- _Text excerpt_
*****
# curado stuck side plate



## bonehead (Jan 25, 2009)

How the heck do ya get a stuck side plate off? The side plate the brakes are on. I cant even turn the latch like it is froze up . Any way to do it with out breaking the latch ? I have soaked it in kroll and wd with no luck.


----------



## Dipsay (Apr 28, 2006)

try putting it in a pot of hot water for a bit. then take a rag and a pair of needle nose pliers. put rag over turn key dial and turn with pliers. I had one the other day like that but i set it in the ultra sonic cleaner for about an hour with clr and that did the trick. I'm guessing most dont have a heated ultra sonic cleaner though..


----------



## el trout (Jan 18, 2008)

*tappin*

try tappin black part with a pocket knife and turn at the same time


----------



## smooth move (Dec 10, 2007)

*stuck*

use a hair dryer on it.


----------



## bonehead (Jan 25, 2009)

Thanks guys . Will give that a try .


----------



## Bantam1 (Jun 26, 2007)

The hot water trick seems to work really well if you do not have the heated sonic cleaner.
*****
- _Extracted data_

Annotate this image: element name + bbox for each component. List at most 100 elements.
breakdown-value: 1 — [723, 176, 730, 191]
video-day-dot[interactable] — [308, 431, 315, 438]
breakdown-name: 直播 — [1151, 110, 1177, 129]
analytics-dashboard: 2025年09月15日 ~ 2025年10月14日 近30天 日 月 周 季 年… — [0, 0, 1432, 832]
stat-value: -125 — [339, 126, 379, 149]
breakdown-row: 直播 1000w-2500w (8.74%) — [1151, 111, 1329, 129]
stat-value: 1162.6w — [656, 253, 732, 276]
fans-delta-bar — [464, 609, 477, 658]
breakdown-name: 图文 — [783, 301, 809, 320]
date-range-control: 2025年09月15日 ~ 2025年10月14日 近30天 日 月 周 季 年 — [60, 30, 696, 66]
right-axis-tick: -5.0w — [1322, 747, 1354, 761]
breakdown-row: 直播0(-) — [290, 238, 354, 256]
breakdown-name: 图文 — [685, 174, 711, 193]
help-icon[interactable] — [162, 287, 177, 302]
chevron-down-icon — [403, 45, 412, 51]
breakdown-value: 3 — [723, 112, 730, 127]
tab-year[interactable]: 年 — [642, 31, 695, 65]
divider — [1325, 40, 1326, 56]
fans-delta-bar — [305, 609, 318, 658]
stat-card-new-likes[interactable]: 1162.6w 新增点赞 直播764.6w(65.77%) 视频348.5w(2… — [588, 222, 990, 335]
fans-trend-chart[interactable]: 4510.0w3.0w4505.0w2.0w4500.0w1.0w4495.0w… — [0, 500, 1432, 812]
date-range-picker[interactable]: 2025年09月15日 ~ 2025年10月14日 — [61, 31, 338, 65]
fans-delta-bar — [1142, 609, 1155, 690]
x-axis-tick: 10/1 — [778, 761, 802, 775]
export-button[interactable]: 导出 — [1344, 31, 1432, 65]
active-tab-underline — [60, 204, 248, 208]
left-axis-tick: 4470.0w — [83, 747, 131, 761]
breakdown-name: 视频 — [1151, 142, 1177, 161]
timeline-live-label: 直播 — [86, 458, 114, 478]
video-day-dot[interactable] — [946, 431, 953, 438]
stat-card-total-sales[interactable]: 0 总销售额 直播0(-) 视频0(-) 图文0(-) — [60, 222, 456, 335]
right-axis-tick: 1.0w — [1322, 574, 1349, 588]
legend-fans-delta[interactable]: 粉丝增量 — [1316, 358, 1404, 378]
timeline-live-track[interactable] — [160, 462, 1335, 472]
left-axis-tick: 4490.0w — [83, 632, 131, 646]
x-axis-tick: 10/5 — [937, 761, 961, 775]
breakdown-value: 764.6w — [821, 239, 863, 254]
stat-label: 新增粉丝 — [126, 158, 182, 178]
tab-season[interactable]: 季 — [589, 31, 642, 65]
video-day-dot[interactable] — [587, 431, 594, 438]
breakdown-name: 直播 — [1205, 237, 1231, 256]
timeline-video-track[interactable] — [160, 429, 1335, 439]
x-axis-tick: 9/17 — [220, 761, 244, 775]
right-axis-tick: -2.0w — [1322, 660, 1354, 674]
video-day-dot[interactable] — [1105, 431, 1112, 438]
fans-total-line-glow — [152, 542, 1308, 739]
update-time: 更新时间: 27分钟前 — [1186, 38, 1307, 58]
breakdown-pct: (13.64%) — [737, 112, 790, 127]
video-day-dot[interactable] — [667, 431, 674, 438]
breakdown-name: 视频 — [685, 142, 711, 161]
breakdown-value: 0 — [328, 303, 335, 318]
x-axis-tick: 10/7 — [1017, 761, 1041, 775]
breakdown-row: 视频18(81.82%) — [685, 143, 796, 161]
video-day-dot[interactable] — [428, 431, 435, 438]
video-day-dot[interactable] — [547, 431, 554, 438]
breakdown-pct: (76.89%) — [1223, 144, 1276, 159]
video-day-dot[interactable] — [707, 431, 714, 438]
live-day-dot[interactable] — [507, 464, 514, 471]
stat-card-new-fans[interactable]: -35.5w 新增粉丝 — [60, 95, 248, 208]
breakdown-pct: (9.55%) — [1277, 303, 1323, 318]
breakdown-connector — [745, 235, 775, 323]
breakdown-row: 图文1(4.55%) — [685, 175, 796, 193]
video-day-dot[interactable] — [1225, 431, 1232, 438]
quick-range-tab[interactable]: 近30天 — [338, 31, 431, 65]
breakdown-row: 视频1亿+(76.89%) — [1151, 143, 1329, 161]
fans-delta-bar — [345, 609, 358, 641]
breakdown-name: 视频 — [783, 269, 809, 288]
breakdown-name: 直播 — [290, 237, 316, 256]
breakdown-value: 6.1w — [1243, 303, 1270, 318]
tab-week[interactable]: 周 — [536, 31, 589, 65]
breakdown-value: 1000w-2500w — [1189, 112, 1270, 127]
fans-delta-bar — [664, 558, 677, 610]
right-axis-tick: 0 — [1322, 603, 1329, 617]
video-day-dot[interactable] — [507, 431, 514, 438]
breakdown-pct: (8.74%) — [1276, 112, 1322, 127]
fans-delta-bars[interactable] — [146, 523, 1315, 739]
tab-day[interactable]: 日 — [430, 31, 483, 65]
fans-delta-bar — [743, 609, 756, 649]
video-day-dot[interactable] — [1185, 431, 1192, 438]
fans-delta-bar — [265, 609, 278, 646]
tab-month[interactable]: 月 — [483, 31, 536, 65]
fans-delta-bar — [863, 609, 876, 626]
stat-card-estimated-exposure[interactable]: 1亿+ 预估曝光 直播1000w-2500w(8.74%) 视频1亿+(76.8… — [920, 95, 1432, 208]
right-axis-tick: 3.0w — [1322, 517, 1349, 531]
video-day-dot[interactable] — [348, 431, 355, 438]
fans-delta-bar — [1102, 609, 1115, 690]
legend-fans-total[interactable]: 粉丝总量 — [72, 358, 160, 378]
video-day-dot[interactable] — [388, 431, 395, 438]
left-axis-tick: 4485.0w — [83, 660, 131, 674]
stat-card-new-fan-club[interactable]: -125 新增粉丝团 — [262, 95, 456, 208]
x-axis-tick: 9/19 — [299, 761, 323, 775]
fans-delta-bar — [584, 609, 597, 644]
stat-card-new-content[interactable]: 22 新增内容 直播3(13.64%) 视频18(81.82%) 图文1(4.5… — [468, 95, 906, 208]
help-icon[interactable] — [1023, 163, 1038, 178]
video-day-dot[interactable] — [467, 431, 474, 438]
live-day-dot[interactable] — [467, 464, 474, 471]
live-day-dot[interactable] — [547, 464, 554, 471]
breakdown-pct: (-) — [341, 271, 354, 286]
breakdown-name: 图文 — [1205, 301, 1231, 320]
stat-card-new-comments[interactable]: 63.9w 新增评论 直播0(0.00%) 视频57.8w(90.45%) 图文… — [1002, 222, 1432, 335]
*****
- _Exercise brief_
Rewrite the stuck Curado side plate thread from "How the heck" up to and including "with no luck.", putting "locking lever" wherever "latch" appears.

- _Solution_
How the heck do ya get a stuck side plate off? The side plate the brakes are on. I cant even turn the locking lever like it is froze up . Any way to do it with out breaking the locking lever ? I have soaked it in kroll and wd with no luck.